== Selected excerpt ==
# # #

Wednesday, October 3, 2012
REPAIR OUR DEMOCRACY
As the country endures yet another ‘most expensive election ever’, we would do well to remember that no matter what political ideology any candidate claims, nearly all who enter office will owe their job and their fealty to special interests. It is these big-money interests which our government now serves and will continue to serve regardless of which party wins in November. Certainly the election’s outcome might determine how much relative power specific types of special interests wield in Washington (i.e. unions, corporations, lawyers, Wall St, etc.), but that distinction will matter little to constituents languishing under a system still heavily rigged against them.
The good news is that an increasing number of voters are not only aware of this problem, but also care deeply about it. A recent Gallup poll revealed that the only issue voters care about more than corruption is creating jobs. However, the poll also noted that while corruption is a major concern, it is unlikely to be much of a determinant in the way people vote. No reason is given, but most likely voters recognize that any remedy probably won’t come from the same special interest-funded candidates (in both parties) who created this problem in the first place. Lacking a way to impact the issue come election time, voters simply begrudgingly ignore it.
In many ways, both the Tea Party and Occupy movements sprang from the frustration people across the political spectrum feel from this inability to affect real change via their vote. Both groups, with little else in common, have each attempted to bypass a system rigged against candidates whose campaigns are not heavily funded by special interest money. In the current election however, media attention is primarily devoted to the presidential horse race, and so both movements struggle to recapture earlier successes. A perfect illustration of this came with the one-year anniversary of the occupation of Wall Street. After barely registering on the radar of most major media outlets, it was almost immediately overshadowed by Mitt Romney’s “47%” comments.
There is one way built into our system for the people to circumvent the government should it become corrupted: A constitutional amendment. Following the Supreme Court’s Citizens United ruling, an amendment has become the favored solution of most reformers outside the political establishment, as well as numerous Democratic officeholders & luminaries within. The appeal lies primarily in an amendment’s ability to circumvent the courts’ proclivity to make free speech rights for special interests paramount over a constituent’s right to be genuinely & honestly represented by his or her government.
But while an amendment makes sense on one hand, and it is certainly possible one might ultimately be necessary to circumvent the courts, virtually all of the language currently being proposed would fail to meet the desired objective. Most versions being bandied about would either leave the problem of systemic corruption largely unsolved, or would have virtually no chance of gaining the broad support necessary to be adopted. Some of the most popular versions unfortunately manage the dubious distinction of accomplishing both.
Amendments merely overturning Citizens United would simply return campaign finance to the 1990’s. Things weren’t really any less corrupt then; they just were more tightly controlled and easily hidden from public scrutiny. Incumbents actually aren’t all that crazy about how decentralized campaigns have become, so bringing the money back into the fold would likely suit them just fine. In the end, overturning Citizens United alone would do little to encourage competitive elections or reduce systemic corruption.
Amendments attempting to go further and actually end corporate personhood and/or allow political spending to be regulated would be relentlessly attacked by conservative-leaning special interests in such a way as to likely crater support among conservative voters. Despite amendment proponents’ claims to understand the need for solutions agreeable to people across the political spectrum, a good deal of the language currently offered would be vulnerable to attacks depicting an unscrupulous Congress rigging elections in their own favor. Thus, any amendment plausibly seen as giving Congress the power to regulate political speech would likely be un-passable due to lack of conservative support.

# # #

== Data lines ==
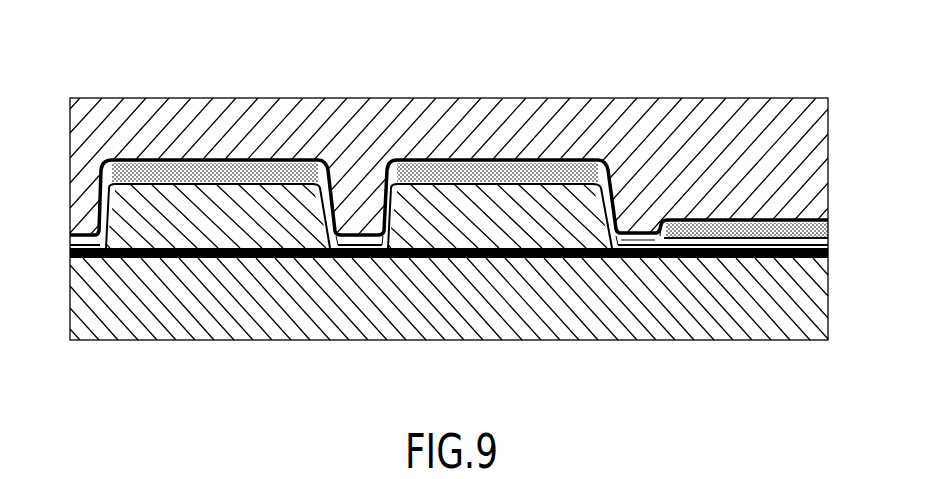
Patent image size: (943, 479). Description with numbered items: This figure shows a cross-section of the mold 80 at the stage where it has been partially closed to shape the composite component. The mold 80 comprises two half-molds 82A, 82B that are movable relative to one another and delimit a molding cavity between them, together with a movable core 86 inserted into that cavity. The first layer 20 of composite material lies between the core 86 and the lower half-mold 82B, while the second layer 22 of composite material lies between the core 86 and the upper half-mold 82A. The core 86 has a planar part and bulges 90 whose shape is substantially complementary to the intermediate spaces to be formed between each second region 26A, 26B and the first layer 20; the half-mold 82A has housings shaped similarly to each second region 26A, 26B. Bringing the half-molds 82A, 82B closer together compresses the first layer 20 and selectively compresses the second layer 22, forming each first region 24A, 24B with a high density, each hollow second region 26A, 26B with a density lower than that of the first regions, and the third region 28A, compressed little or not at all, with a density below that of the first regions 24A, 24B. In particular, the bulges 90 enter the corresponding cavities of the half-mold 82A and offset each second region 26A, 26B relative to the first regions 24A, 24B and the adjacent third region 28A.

# # #

== Problems to solve ==
(a) Reproduce the passage of the campaign finance essay that opens with the words containing "But while an" and closes with "of accomplishing both.".
(b) In the campaign finance essay, what does the Gallup poll identify as the only issue voters care about more than corruption?
(c) Write the next part of the campaign finance essay, picking up after its final sentence.

== Solved problems ==
(a)
But while an amendment makes sense on one hand, and it is certainly possible one might ultimately be necessary to circumvent the courts, virtually all of the language currently being proposed would fail to meet the desired objective. Most versions being bandied about would either leave the problem of systemic corruption largely unsolved, or would have virtually no chance of gaining the broad support necessary to be adopted. Some of the most popular versions unfortunately manage the dubious distinction of accomplishing both.

(b) Creating jobs.

(c)
Of course these attacks won’t come so long as reformers continue to spend countless hours just trying to get a doomed effort off the ground. Why attack when so many current proposals make the job of undermining potential conservative support for ending systemic corruption that much easier? The more reformers persist in partisan solutions and/or aligning themselves solely with Democratic politicians, the more likely conservatives are to be convinced this issue is simply a liberal ploy to consolidate power.
Corruption is abhorred by all sides, so this is about as nonpartisan an issue as you’ll likely ever find, yet all sides continue to talk past one another and offer solutions the other side is unlikely to support. Widespread disgust with corruption is too often conflated with widespread support for remedies favored by partisans on one side or the other.
In the end, nothing improves until we set aside our knives and shelve all other disagreements long enough to cooperate on this one issue. Given how it underpins virtually every other single issue of importance, finding motivation to fix the broken system which stymies us all at every turn shouldn’t be as difficult a task as it has been up to this point.
We needn’t resolve any other issue right now, but we must un-rig the system so the contest actually means something again.
Pro sports leagues crack down on gambling and allegations of game-fixing with a ferocity they reserve for no other single issue. They know that if fans believe the contests to be fixed, it is no longer a sport, but rather entertainment alone. Our government could be like the NFL, the gold standard to which others aspire. Instead, it is more like pro wrestling, where only the most gullible believe things aren’t completely rigged. If we un-rig the system, we restore trust in the process and the belief that our votes actually count for something.
Elections do still matter – a little – and we should all get out and vote on November 6th. However, no matter which party takes control in January, special interests will still be calling the shots. This is not a partisan problem, and it won’t be fixed by a partisan solution. The time must come when all sides realize that only by working cooperatively can we end the systemic corruption dragging us all down together. How much more evidence is needed?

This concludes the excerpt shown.